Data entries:
----------

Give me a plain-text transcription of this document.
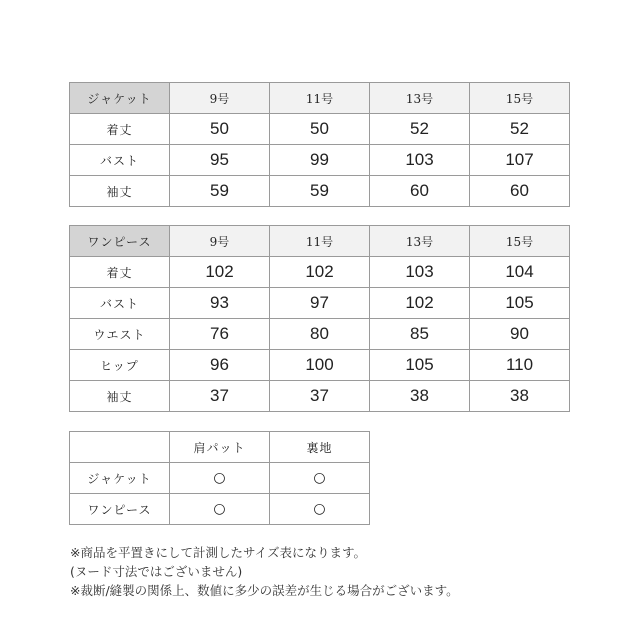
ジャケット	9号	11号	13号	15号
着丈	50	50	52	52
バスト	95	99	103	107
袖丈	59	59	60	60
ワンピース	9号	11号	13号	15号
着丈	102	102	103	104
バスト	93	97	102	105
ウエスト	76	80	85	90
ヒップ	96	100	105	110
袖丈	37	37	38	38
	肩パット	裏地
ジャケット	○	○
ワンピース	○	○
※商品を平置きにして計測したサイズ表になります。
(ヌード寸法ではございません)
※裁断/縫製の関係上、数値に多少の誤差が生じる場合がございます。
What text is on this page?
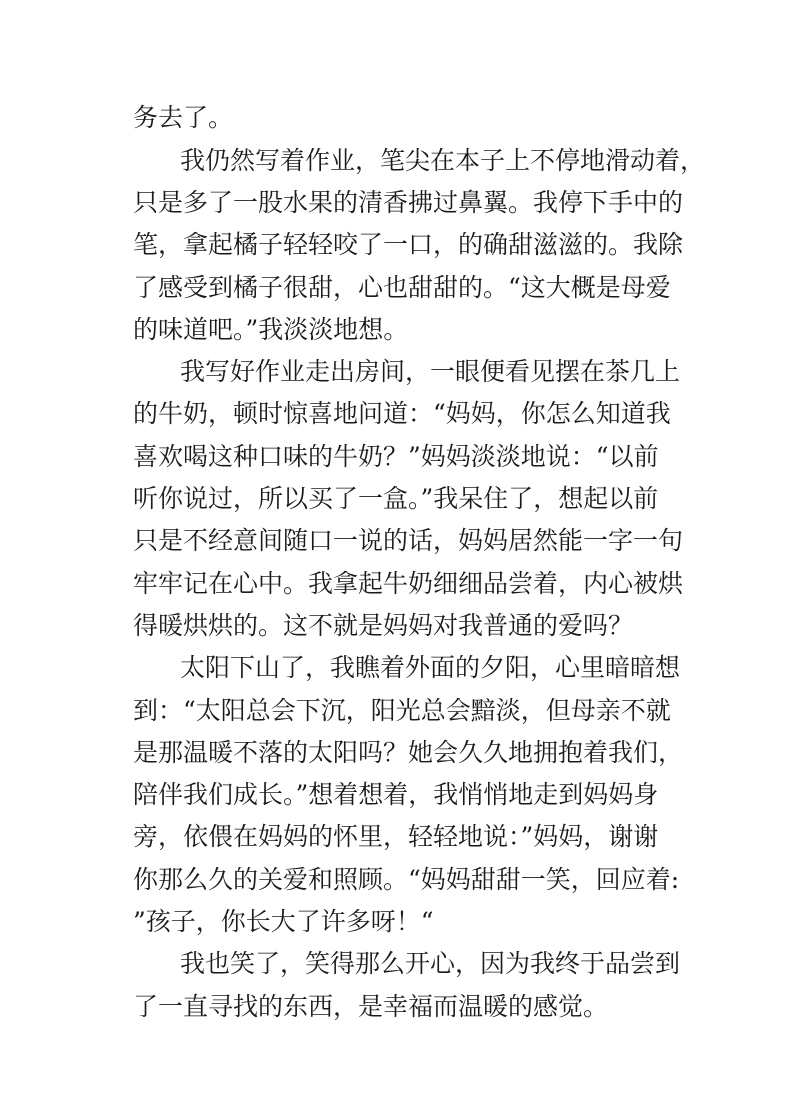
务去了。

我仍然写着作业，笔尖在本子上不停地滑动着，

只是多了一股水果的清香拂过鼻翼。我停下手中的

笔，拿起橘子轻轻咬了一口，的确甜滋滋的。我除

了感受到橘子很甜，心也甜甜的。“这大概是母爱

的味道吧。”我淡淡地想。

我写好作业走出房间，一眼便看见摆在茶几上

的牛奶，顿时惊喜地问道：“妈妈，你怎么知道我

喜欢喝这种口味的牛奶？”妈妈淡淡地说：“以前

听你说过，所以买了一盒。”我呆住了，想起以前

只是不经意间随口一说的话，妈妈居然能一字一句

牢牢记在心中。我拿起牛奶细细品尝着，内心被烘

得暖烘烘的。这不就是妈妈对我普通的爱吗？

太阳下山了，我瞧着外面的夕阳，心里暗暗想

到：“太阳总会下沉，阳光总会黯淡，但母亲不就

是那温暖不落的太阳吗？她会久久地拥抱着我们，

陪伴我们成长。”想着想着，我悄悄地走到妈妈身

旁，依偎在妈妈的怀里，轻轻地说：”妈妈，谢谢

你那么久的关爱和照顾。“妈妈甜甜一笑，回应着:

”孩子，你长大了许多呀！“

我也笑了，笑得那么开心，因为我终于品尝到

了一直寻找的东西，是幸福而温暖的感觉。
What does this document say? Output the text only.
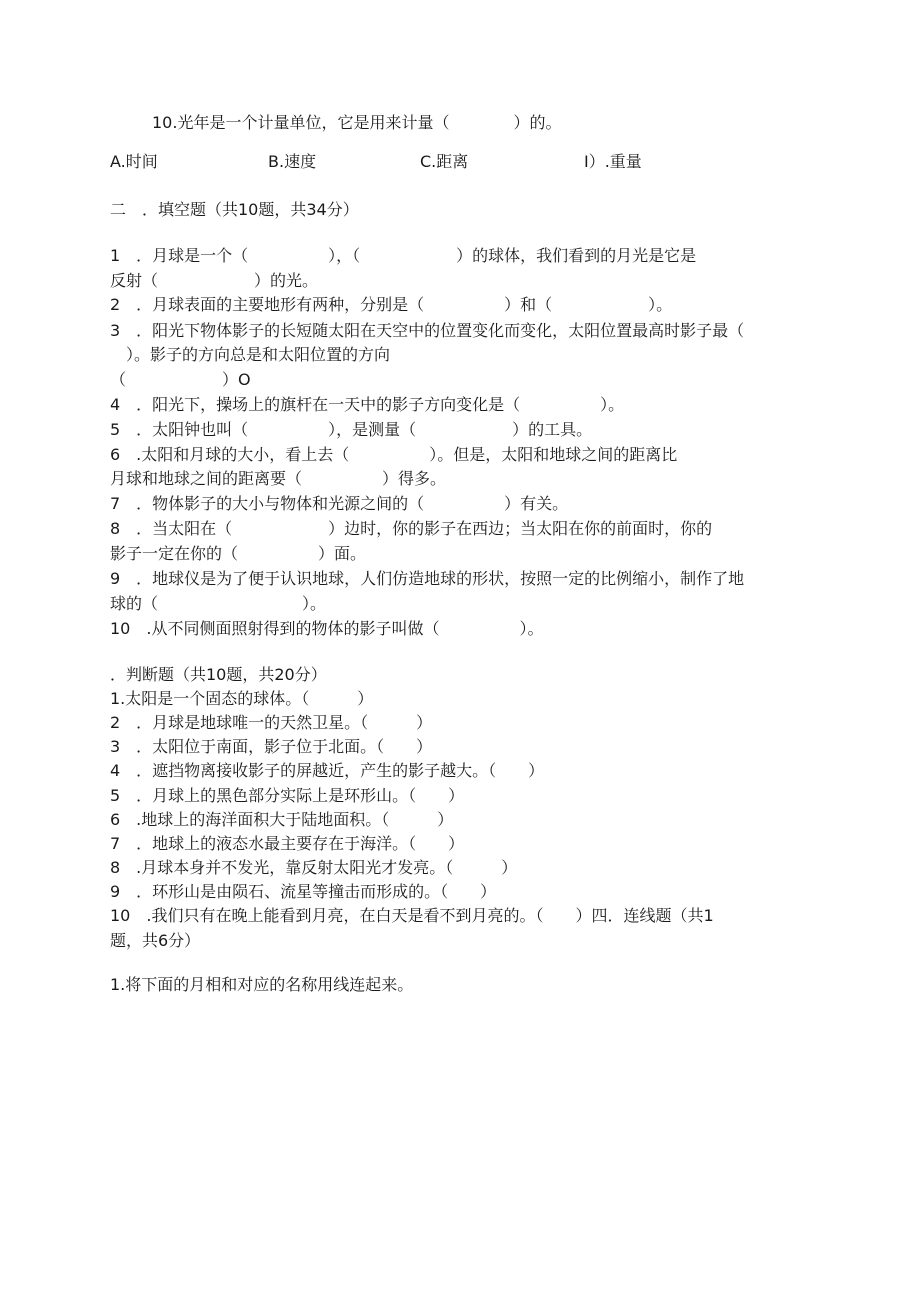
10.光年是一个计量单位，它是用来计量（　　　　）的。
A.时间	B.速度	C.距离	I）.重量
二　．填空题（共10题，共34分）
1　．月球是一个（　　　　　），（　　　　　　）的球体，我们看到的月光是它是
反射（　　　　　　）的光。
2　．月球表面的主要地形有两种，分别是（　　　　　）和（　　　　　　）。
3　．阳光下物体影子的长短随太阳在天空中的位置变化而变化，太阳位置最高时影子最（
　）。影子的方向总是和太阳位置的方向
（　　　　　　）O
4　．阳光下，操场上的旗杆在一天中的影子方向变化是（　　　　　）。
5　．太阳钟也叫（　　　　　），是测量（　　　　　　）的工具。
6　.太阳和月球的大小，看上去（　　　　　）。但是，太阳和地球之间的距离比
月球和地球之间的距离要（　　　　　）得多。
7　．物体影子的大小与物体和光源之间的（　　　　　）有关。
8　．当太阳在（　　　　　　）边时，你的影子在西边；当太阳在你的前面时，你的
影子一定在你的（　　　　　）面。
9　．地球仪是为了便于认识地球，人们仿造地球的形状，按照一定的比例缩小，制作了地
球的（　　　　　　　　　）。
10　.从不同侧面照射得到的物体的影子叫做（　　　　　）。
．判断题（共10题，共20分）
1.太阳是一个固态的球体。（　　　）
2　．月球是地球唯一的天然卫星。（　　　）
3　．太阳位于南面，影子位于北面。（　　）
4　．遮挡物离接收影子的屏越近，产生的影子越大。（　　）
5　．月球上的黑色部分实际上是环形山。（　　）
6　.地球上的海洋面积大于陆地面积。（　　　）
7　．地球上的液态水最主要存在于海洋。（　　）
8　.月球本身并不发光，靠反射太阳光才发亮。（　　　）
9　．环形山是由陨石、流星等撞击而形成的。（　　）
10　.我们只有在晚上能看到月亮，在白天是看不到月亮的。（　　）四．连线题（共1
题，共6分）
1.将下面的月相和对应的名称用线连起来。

----------

Copy every line above that includes the string "What".

The solution:
What text is on this page?
What does this document say? Output the text only.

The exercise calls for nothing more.